▸ Task description
How many lines in the records below contain the word "Mitchell"? Give only the number.

=== Supplied material ===

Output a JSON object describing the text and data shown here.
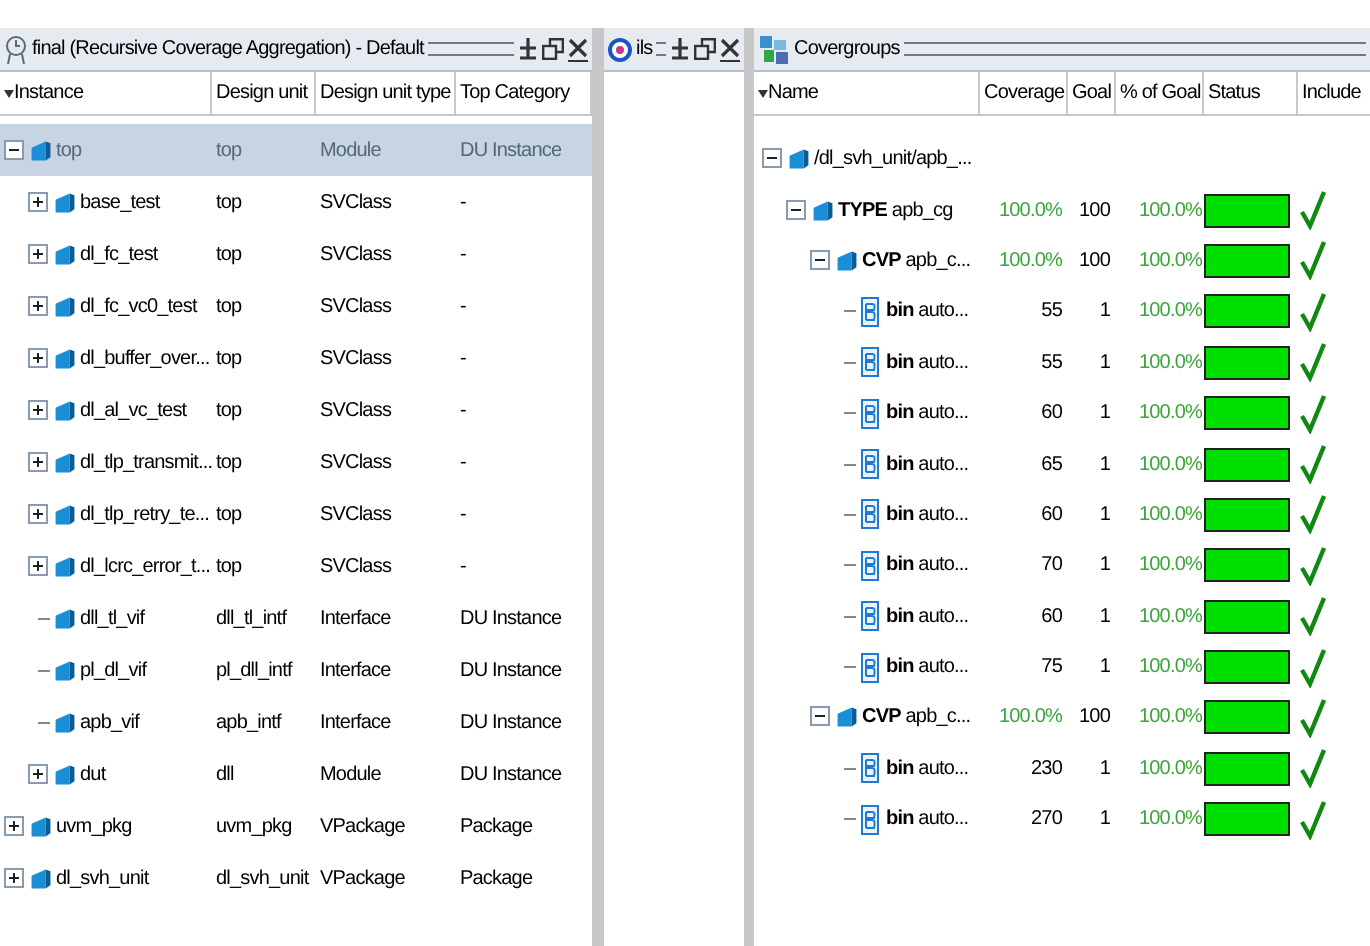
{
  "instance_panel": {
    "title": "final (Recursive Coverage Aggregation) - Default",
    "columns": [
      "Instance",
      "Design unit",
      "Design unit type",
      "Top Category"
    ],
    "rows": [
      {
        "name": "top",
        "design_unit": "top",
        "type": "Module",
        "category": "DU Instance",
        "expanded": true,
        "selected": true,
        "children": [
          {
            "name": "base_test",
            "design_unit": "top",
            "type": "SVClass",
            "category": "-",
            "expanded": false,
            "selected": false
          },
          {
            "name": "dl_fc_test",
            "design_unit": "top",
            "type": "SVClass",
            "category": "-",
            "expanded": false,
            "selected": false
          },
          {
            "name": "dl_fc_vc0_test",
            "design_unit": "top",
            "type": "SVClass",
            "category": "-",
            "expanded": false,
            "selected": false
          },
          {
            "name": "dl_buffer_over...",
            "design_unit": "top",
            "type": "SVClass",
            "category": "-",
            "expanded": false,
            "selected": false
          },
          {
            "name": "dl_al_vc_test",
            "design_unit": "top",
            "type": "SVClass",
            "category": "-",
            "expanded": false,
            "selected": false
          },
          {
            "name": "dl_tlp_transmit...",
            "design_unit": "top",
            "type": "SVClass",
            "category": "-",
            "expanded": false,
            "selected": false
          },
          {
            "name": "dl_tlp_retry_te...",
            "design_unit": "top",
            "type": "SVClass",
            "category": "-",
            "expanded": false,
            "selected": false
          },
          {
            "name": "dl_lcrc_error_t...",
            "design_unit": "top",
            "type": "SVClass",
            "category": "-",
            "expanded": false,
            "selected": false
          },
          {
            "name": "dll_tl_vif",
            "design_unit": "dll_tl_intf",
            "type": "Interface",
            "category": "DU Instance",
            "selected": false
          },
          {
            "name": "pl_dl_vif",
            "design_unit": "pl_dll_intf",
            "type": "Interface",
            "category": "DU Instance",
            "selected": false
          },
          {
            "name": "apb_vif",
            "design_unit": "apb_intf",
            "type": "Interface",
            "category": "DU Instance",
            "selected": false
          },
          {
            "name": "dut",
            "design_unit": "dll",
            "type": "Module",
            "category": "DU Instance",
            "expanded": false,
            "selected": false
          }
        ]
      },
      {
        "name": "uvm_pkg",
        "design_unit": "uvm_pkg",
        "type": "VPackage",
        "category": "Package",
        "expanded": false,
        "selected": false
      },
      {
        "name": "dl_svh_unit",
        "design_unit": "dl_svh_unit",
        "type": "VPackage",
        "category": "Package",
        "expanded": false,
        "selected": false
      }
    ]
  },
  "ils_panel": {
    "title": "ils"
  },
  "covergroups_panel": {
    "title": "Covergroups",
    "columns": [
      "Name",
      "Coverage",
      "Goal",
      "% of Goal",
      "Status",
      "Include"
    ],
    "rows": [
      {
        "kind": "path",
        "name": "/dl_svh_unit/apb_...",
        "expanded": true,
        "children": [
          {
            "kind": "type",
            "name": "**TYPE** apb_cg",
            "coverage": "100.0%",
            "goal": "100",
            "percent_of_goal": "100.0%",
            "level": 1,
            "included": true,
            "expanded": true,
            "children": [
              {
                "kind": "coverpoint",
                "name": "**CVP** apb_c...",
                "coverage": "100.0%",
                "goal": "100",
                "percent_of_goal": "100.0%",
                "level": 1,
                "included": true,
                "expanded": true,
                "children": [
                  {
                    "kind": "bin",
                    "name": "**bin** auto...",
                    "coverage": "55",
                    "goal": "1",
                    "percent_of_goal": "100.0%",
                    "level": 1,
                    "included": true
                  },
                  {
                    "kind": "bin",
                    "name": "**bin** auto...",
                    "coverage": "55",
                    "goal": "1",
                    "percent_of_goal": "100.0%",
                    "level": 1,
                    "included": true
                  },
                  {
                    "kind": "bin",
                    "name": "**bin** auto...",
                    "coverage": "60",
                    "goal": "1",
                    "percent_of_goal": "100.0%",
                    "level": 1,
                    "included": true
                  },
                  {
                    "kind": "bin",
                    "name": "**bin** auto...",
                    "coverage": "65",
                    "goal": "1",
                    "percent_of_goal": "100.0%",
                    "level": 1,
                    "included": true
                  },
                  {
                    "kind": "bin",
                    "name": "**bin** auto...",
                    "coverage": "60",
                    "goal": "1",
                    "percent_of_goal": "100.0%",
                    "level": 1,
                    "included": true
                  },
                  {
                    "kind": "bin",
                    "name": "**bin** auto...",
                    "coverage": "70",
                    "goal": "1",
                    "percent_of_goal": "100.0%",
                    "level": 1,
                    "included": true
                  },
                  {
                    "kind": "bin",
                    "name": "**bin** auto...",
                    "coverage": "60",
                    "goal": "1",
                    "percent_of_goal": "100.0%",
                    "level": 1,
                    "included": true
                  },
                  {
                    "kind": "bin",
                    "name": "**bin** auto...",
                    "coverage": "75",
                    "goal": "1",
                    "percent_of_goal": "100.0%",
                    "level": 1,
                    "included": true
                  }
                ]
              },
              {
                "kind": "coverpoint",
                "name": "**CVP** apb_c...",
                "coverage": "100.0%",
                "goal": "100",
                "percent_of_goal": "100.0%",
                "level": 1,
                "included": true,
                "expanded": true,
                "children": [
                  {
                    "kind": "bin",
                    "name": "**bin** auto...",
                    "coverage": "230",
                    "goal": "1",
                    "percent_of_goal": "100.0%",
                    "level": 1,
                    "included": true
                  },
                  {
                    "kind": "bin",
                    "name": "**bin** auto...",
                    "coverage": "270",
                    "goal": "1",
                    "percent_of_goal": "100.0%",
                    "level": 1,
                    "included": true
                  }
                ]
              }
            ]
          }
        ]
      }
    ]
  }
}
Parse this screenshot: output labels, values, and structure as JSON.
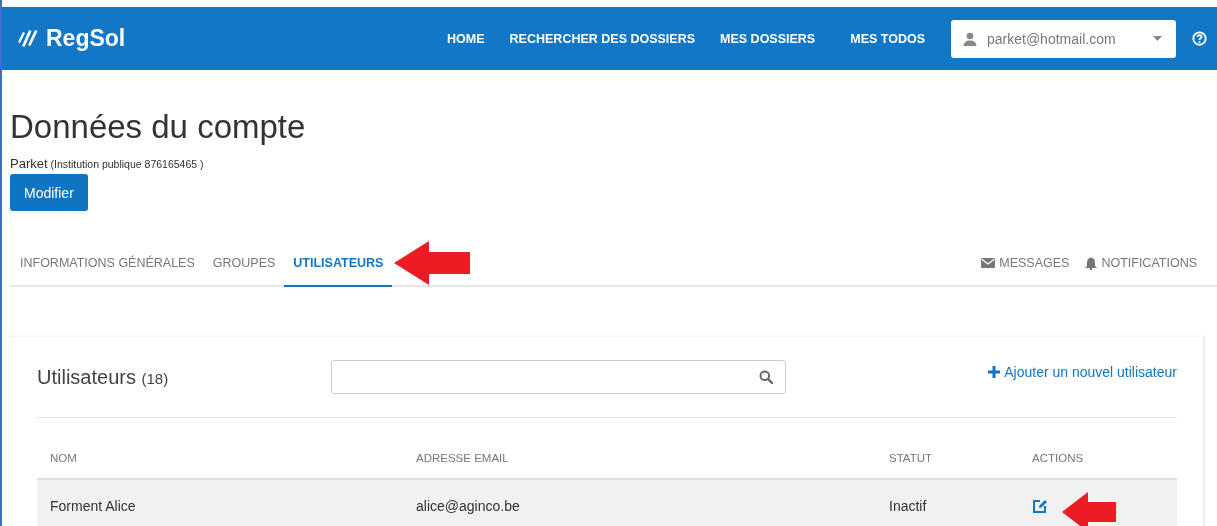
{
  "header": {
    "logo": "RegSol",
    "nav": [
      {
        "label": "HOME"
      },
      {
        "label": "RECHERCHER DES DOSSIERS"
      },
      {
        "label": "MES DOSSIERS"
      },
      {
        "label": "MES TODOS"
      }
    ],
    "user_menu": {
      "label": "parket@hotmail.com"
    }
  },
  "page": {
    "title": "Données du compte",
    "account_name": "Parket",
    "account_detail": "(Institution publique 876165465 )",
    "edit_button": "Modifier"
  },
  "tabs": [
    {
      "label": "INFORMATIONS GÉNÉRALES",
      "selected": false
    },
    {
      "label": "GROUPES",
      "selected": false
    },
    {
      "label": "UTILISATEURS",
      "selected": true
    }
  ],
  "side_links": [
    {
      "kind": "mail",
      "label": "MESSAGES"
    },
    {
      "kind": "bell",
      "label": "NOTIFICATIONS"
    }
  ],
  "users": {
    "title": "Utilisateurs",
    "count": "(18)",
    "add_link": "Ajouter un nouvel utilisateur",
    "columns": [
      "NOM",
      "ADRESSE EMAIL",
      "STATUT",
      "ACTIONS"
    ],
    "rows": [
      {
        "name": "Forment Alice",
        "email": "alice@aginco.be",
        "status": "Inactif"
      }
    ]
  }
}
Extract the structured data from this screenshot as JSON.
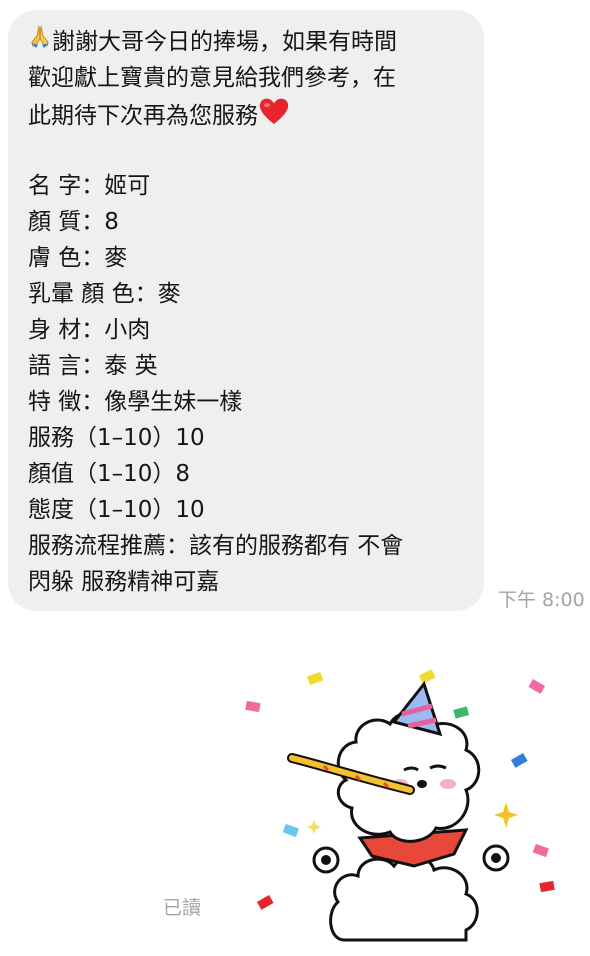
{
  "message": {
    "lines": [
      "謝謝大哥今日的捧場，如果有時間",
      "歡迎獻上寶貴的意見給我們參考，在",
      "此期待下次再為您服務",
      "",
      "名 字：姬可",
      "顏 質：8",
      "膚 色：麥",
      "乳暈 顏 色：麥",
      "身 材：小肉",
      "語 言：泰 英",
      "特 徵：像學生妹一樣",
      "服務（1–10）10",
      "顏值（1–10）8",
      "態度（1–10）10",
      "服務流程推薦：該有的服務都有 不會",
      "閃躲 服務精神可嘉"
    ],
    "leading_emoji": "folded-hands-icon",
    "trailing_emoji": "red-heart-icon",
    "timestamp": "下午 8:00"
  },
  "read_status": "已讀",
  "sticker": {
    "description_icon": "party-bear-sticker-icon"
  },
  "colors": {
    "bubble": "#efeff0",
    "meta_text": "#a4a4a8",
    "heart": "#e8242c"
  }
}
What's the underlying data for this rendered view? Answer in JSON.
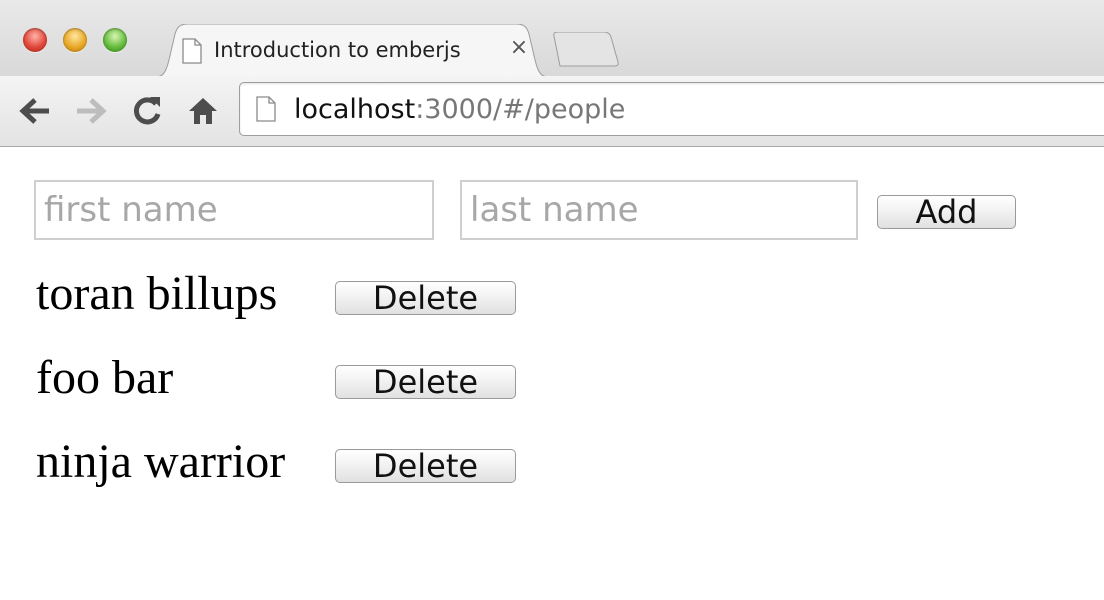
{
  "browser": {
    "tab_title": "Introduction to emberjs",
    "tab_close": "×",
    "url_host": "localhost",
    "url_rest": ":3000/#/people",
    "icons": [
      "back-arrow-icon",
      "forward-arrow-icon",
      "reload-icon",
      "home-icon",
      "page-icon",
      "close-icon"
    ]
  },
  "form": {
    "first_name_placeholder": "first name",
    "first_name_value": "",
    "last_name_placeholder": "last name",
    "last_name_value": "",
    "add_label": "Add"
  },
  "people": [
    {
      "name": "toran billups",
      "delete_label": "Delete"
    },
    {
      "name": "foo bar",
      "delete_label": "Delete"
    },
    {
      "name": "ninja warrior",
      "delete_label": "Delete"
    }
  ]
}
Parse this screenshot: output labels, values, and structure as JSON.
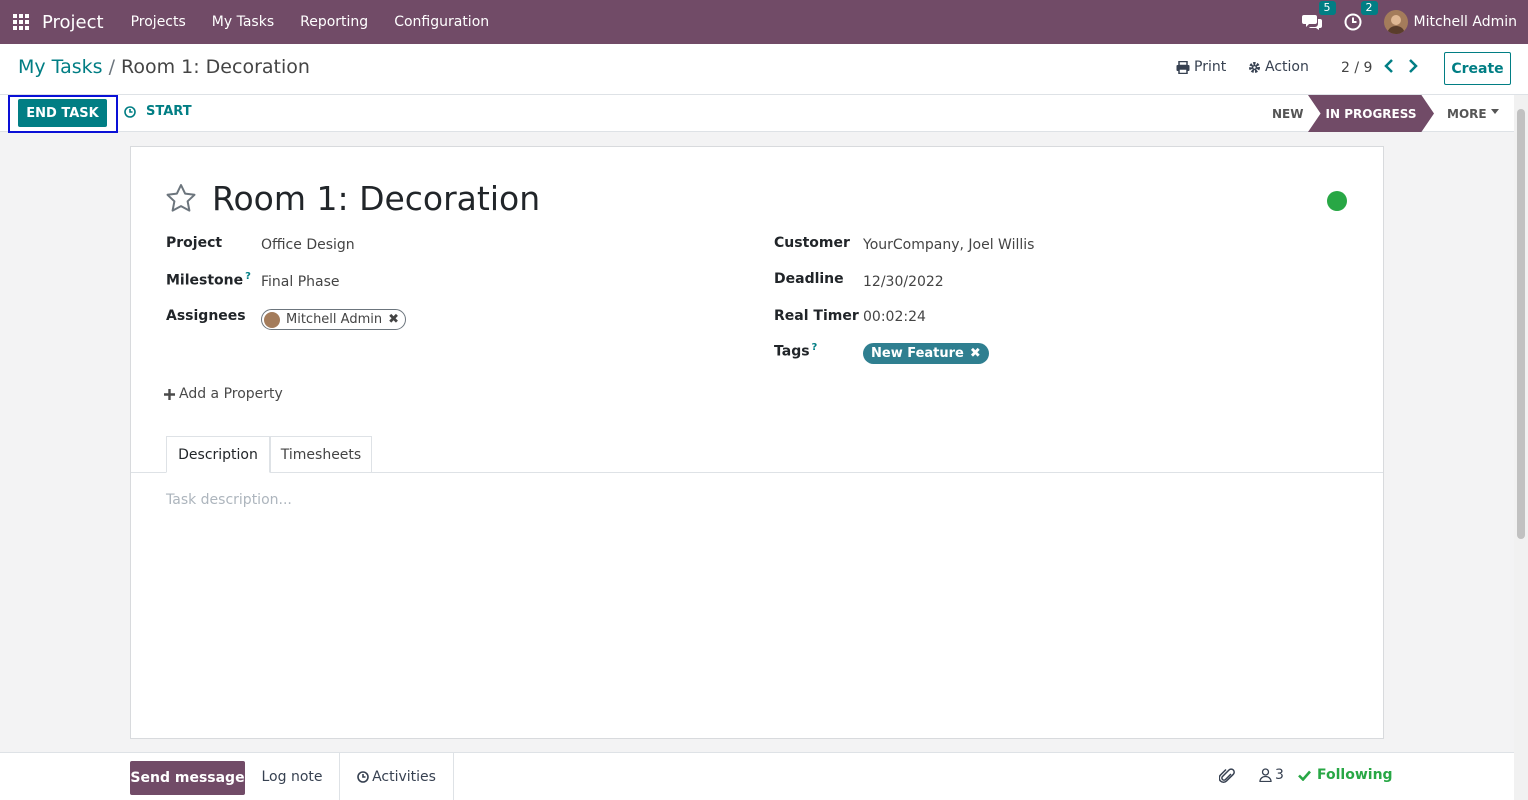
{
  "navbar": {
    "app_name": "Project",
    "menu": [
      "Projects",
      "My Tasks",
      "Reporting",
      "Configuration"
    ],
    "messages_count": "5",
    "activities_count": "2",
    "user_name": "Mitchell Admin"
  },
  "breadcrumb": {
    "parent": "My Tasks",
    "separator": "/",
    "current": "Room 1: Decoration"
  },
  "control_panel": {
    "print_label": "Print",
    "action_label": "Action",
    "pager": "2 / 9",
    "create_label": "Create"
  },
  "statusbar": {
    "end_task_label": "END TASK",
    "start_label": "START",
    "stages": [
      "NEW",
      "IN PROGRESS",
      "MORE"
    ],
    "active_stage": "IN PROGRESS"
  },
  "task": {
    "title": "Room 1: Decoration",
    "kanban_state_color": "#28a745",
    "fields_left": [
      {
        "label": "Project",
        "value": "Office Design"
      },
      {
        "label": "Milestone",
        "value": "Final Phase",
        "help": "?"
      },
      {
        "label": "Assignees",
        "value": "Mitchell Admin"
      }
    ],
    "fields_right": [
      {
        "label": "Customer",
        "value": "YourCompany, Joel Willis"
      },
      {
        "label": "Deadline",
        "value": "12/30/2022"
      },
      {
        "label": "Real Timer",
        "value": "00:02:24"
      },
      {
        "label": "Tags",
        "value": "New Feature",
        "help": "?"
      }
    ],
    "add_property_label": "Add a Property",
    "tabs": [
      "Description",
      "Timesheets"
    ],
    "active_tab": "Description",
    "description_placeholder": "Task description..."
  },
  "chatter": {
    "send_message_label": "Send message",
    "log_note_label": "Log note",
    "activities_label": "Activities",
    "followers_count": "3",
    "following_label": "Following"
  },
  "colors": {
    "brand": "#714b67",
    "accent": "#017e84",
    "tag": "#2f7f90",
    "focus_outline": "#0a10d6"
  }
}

===

▸ Task result
2